## Written task
Exact repetition of every entry is required.
┌─ Dataset excerpts
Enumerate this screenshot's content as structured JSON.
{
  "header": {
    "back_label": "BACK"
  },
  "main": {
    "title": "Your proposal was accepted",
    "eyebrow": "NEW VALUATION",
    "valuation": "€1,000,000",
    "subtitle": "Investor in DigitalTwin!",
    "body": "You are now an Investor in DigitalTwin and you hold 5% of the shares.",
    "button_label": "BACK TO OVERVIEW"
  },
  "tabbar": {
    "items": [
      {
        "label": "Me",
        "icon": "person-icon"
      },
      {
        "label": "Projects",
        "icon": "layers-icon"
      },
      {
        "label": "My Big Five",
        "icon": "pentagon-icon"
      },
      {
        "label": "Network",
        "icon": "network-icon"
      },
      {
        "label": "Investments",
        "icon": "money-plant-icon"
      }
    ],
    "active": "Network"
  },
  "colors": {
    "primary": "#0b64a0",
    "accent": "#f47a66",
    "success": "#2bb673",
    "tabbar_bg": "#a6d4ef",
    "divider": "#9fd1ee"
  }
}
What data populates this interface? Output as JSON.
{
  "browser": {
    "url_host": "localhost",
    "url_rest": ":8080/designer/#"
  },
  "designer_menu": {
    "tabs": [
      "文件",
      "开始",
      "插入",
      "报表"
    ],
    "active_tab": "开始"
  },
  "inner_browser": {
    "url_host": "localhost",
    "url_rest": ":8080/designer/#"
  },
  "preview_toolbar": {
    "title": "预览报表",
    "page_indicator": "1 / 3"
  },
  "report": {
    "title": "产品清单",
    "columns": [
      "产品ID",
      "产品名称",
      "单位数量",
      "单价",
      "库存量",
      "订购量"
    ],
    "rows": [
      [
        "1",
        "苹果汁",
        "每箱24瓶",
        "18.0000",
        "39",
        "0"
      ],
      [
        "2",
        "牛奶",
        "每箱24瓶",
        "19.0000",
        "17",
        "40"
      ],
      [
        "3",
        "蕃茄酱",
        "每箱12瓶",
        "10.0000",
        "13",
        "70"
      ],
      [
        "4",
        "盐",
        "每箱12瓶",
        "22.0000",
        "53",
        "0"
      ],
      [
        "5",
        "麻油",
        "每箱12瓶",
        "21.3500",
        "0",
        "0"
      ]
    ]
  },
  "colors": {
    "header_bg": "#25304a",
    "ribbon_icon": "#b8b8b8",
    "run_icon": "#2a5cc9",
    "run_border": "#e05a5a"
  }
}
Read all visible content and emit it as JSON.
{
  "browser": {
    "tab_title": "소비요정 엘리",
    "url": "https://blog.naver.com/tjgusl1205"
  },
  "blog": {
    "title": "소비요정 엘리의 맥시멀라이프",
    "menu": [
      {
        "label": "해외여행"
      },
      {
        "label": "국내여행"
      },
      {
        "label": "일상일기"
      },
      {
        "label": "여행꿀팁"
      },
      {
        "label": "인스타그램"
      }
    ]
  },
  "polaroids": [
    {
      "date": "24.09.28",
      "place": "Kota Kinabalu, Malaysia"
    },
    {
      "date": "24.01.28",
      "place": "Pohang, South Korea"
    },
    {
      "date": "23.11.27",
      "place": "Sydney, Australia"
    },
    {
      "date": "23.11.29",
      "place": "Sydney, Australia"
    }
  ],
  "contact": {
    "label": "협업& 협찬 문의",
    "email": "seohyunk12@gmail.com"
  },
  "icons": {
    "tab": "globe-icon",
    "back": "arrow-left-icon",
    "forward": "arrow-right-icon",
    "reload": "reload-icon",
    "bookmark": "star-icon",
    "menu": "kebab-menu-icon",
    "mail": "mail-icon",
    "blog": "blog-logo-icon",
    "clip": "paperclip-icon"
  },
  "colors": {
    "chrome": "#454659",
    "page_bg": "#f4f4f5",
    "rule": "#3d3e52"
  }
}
└─
## Response to the task
Enumerate this screenshot's content as structured JSON.
{
  "header": {
    "back_label": "BACK"
  },
  "main": {
    "title": "Your proposal was accepted",
    "eyebrow": "NEW VALUATION",
    "valuation": "€1,000,000",
    "subtitle": "Investor in DigitalTwin!",
    "body": "You are now an Investor in DigitalTwin and you hold 5% of the shares.",
    "button_label": "BACK TO OVERVIEW"
  },
  "tabbar": {
    "items": [
      {
        "label": "Me",
        "icon": "person-icon"
      },
      {
        "label": "Projects",
        "icon": "layers-icon"
      },
      {
        "label": "My Big Five",
        "icon": "pentagon-icon"
      },
      {
        "label": "Network",
        "icon": "network-icon"
      },
      {
        "label": "Investments",
        "icon": "money-plant-icon"
      }
    ],
    "active": "Network"
  },
  "colors": {
    "primary": "#0b64a0",
    "accent": "#f47a66",
    "success": "#2bb673",
    "tabbar_bg": "#a6d4ef",
    "divider": "#9fd1ee"
  }
}
What data populates this interface? Output as JSON.
{
  "browser": {
    "url_host": "localhost",
    "url_rest": ":8080/designer/#"
  },
  "designer_menu": {
    "tabs": [
      "文件",
      "开始",
      "插入",
      "报表"
    ],
    "active_tab": "开始"
  },
  "inner_browser": {
    "url_host": "localhost",
    "url_rest": ":8080/designer/#"
  },
  "preview_toolbar": {
    "title": "预览报表",
    "page_indicator": "1 / 3"
  },
  "report": {
    "title": "产品清单",
    "columns": [
      "产品ID",
      "产品名称",
      "单位数量",
      "单价",
      "库存量",
      "订购量"
    ],
    "rows": [
      [
        "1",
        "苹果汁",
        "每箱24瓶",
        "18.0000",
        "39",
        "0"
      ],
      [
        "2",
        "牛奶",
        "每箱24瓶",
        "19.0000",
        "17",
        "40"
      ],
      [
        "3",
        "蕃茄酱",
        "每箱12瓶",
        "10.0000",
        "13",
        "70"
      ],
      [
        "4",
        "盐",
        "每箱12瓶",
        "22.0000",
        "53",
        "0"
      ],
      [
        "5",
        "麻油",
        "每箱12瓶",
        "21.3500",
        "0",
        "0"
      ]
    ]
  },
  "colors": {
    "header_bg": "#25304a",
    "ribbon_icon": "#b8b8b8",
    "run_icon": "#2a5cc9",
    "run_border": "#e05a5a"
  }
}
Read all visible content and emit it as JSON.
{
  "browser": {
    "tab_title": "소비요정 엘리",
    "url": "https://blog.naver.com/tjgusl1205"
  },
  "blog": {
    "title": "소비요정 엘리의 맥시멀라이프",
    "menu": [
      {
        "label": "해외여행"
      },
      {
        "label": "국내여행"
      },
      {
        "label": "일상일기"
      },
      {
        "label": "여행꿀팁"
      },
      {
        "label": "인스타그램"
      }
    ]
  },
  "polaroids": [
    {
      "date": "24.09.28",
      "place": "Kota Kinabalu, Malaysia"
    },
    {
      "date": "24.01.28",
      "place": "Pohang, South Korea"
    },
    {
      "date": "23.11.27",
      "place": "Sydney, Australia"
    },
    {
      "date": "23.11.29",
      "place": "Sydney, Australia"
    }
  ],
  "contact": {
    "label": "협업& 협찬 문의",
    "email": "seohyunk12@gmail.com"
  },
  "icons": {
    "tab": "globe-icon",
    "back": "arrow-left-icon",
    "forward": "arrow-right-icon",
    "reload": "reload-icon",
    "bookmark": "star-icon",
    "menu": "kebab-menu-icon",
    "mail": "mail-icon",
    "blog": "blog-logo-icon",
    "clip": "paperclip-icon"
  },
  "colors": {
    "chrome": "#454659",
    "page_bg": "#f4f4f5",
    "rule": "#3d3e52"
  }
}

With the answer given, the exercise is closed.